Duplicate the rows below from the line with "label-line: 关 [937, 973, 946, 1001]" to the line with "label-line: 指示 [905, 354, 945, 378]", keeping both of those lines.

Items listed in a dataset
============

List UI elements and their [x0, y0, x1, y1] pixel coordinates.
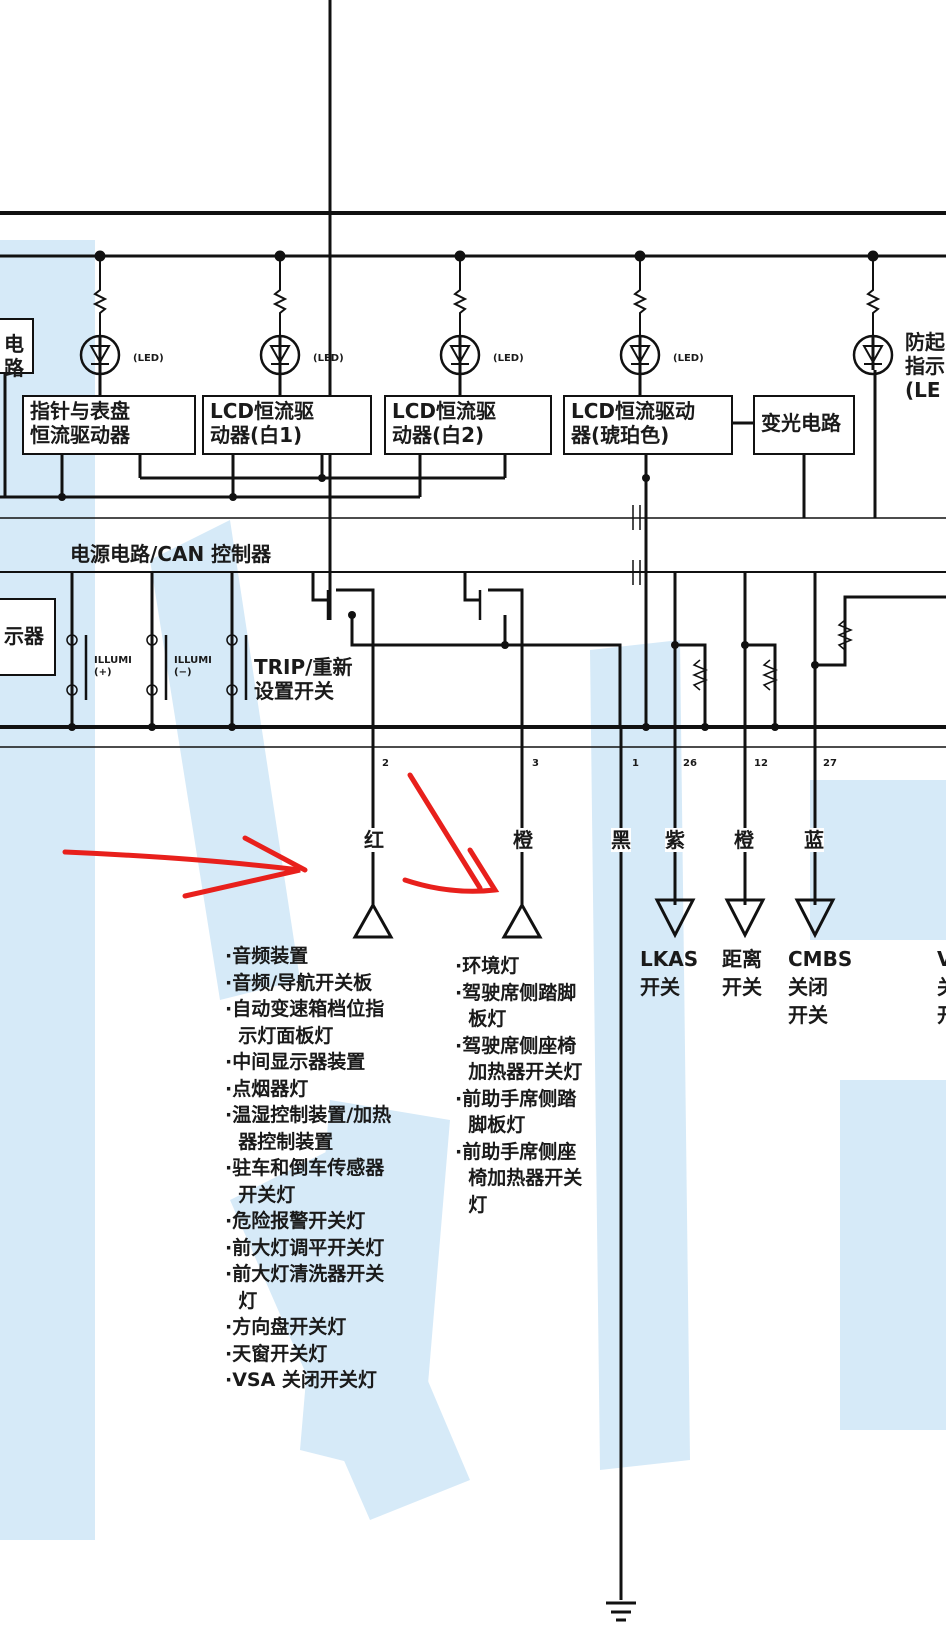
label-line: 关 [937, 973, 946, 1001]
box-line: 器(琥珀色) [571, 423, 670, 447]
switch-label: TRIP/重新 [254, 655, 353, 679]
switch-trip-reset: TRIP/重新设置开关 [254, 655, 352, 703]
list-item: 椅加热器开关 [455, 1167, 583, 1189]
list-item: 开关灯 [225, 1183, 296, 1206]
box-line: 动器(白2) [392, 423, 485, 447]
wire-color: 蓝 [804, 828, 824, 852]
label-line: V [937, 947, 946, 971]
box-line: 变光电路 [761, 411, 841, 435]
list-item: ·驾驶席侧踏脚 [455, 981, 577, 1004]
label-line: 关闭 [788, 975, 828, 999]
list-item: ·点烟器灯 [225, 1077, 309, 1100]
list-item: ·天窗开关灯 [225, 1342, 328, 1365]
right-partial-label: 防起 指示 (LE [905, 330, 945, 402]
label-line: CMBS [788, 947, 853, 971]
dimmer-circuit-box: 变光电路 [753, 395, 855, 455]
box-line: LCD恒流驱 [210, 399, 315, 423]
pin-number: 12 [754, 758, 768, 769]
gauge-driver-box: 指针与表盘恒流驱动器 [22, 395, 196, 455]
wire-color: 黑 [611, 828, 631, 852]
resistor-icon [632, 256, 648, 336]
list-item: 脚板灯 [455, 1114, 526, 1136]
lcd-driver-white2-box: LCD恒流驱动器(白2) [384, 395, 552, 455]
partial-display-box: 示器 [0, 598, 56, 676]
led-label: (LED) [313, 353, 344, 364]
list-item: ·危险报警开关灯 [225, 1210, 366, 1232]
lcd-driver-amber-box: LCD恒流驱动器(琥珀色) [563, 395, 733, 455]
list-item: 加热器开关灯 [455, 1061, 583, 1083]
list-item: ·音频/导航开关板 [225, 971, 373, 994]
list-item: ·音频装置 [225, 945, 309, 967]
pin-number: 3 [532, 758, 539, 769]
list-item: ·方向盘开关灯 [225, 1316, 347, 1338]
list-item: 示灯面板灯 [225, 1024, 334, 1047]
label-line: 指示 [905, 354, 945, 378]
switch-label: (+) [94, 667, 112, 678]
power-can-title: 电源电路/CAN 控制器 [70, 542, 272, 566]
list-item: 灯 [225, 1289, 258, 1312]
list-item: 板灯 [455, 1008, 507, 1030]
list-item: ·中间显示器装置 [225, 1051, 366, 1073]
list-item: ·前助手席侧座 [455, 1140, 577, 1163]
list-item: ·前大灯调平开关灯 [225, 1236, 385, 1259]
wire-color: 橙 [513, 828, 533, 852]
wire-color: 红 [364, 828, 384, 852]
resistor-icon [92, 256, 108, 336]
pin-number: 27 [823, 758, 837, 769]
cmbs-off-switch-label: CMBS 关闭开关 [788, 945, 852, 1029]
pin-number: 26 [683, 758, 697, 769]
led-label: (LED) [133, 353, 164, 364]
wire-color: 紫 [665, 828, 685, 852]
switch-label: (−) [174, 667, 192, 678]
box-line: 恒流驱动器 [30, 423, 130, 447]
distance-switch-label: 距离开关 [722, 945, 762, 1001]
pin-number: 2 [382, 758, 389, 769]
list-item: ·驻车和倒车传感器 [225, 1157, 385, 1179]
switch-illumi-plus: ILLUMI(+) [94, 655, 132, 679]
list-item: 器控制装置 [225, 1130, 334, 1153]
box-line: 指针与表盘 [30, 399, 130, 423]
resistor-icon [865, 256, 881, 336]
list-item: ·自动变速箱档位指 [225, 998, 385, 1020]
led-label: (LED) [673, 353, 704, 364]
label-line: 开 [937, 1001, 946, 1029]
annotation-arrows [62, 772, 500, 899]
list-item: ·驾驶席侧座椅 [455, 1034, 577, 1057]
label-line: 距离 [722, 947, 762, 971]
box-line: LCD恒流驱动 [571, 399, 696, 423]
label-line: LKAS [640, 947, 699, 971]
pin2-load-list: ·音频装置 ·音频/导航开关板 ·自动变速箱档位指 示灯面板灯 ·中间显示器装置 ·点烟… [225, 943, 391, 1394]
list-item: ·VSA 关闭开关灯 [225, 1369, 377, 1391]
led-label: (LED) [493, 353, 524, 364]
resistor-icon [452, 256, 468, 336]
pin-number: 1 [632, 758, 639, 769]
list-item: ·环境灯 [455, 955, 520, 977]
label-line: (LE [905, 378, 941, 402]
lkas-switch-label: LKAS 开关 [640, 945, 698, 1001]
switch-label: ILLUMI [174, 655, 212, 666]
switch-label: 设置开关 [254, 679, 334, 703]
switch-label: ILLUMI [94, 655, 132, 666]
right-partial-switch-label: V关开 [937, 945, 946, 1029]
box-line: LCD恒流驱 [392, 399, 497, 423]
label-line: 开关 [722, 975, 762, 999]
lcd-driver-white1-box: LCD恒流驱动器(白1) [202, 395, 372, 455]
wire-color: 橙 [734, 828, 754, 852]
list-item: 灯 [455, 1193, 488, 1216]
switch-illumi-minus: ILLUMI(−) [174, 655, 212, 679]
resistor-icon [272, 256, 288, 336]
list-item: ·温湿控制装置/加热 [225, 1104, 392, 1126]
box-line: 动器(白1) [210, 423, 303, 447]
pin3-load-list: ·环境灯 ·驾驶席侧踏脚 板灯 ·驾驶席侧座椅 加热器开关灯 ·前助手席侧踏 脚板灯 ·… [455, 953, 582, 1218]
label-line: 开关 [640, 975, 680, 999]
label-line: 开关 [788, 1003, 828, 1027]
list-item: ·前大灯清洗器开关 [225, 1263, 385, 1285]
partial-circuit-box: 电路 [0, 318, 34, 380]
label-line: 防起 [905, 330, 945, 354]
list-item: ·前助手席侧踏 [455, 1087, 577, 1110]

============

▸ CORRECT RESPONSE:
label-line: 关 [937, 973, 946, 1001]
box-line: 器(琥珀色) [571, 423, 670, 447]
switch-label: TRIP/重新 [254, 655, 353, 679]
switch-trip-reset: TRIP/重新设置开关 [254, 655, 352, 703]
list-item: 椅加热器开关 [455, 1167, 583, 1189]
list-item: 开关灯 [225, 1183, 296, 1206]
box-line: 动器(白2) [392, 423, 485, 447]
wire-color: 蓝 [804, 828, 824, 852]
label-line: V [937, 947, 946, 971]
box-line: 变光电路 [761, 411, 841, 435]
list-item: ·驾驶席侧踏脚 [455, 981, 577, 1004]
label-line: 关闭 [788, 975, 828, 999]
list-item: ·点烟器灯 [225, 1077, 309, 1100]
list-item: ·天窗开关灯 [225, 1342, 328, 1365]
right-partial-label: 防起 指示 (LE [905, 330, 945, 402]
label-line: CMBS [788, 947, 853, 971]
dimmer-circuit-box: 变光电路 [753, 395, 855, 455]
box-line: LCD恒流驱 [210, 399, 315, 423]
pin-number: 12 [754, 758, 768, 769]
gauge-driver-box: 指针与表盘恒流驱动器 [22, 395, 196, 455]
wire-color: 黑 [611, 828, 631, 852]
resistor-icon [632, 256, 648, 336]
list-item: 脚板灯 [455, 1114, 526, 1136]
lcd-driver-white2-box: LCD恒流驱动器(白2) [384, 395, 552, 455]
partial-display-box: 示器 [0, 598, 56, 676]
led-label: (LED) [313, 353, 344, 364]
list-item: ·危险报警开关灯 [225, 1210, 366, 1232]
lcd-driver-amber-box: LCD恒流驱动器(琥珀色) [563, 395, 733, 455]
list-item: 加热器开关灯 [455, 1061, 583, 1083]
list-item: ·音频/导航开关板 [225, 971, 373, 994]
list-item: ·音频装置 [225, 945, 309, 967]
pin-number: 3 [532, 758, 539, 769]
list-item: ·方向盘开关灯 [225, 1316, 347, 1338]
list-item: 示灯面板灯 [225, 1024, 334, 1047]
label-line: 指示 [905, 354, 945, 378]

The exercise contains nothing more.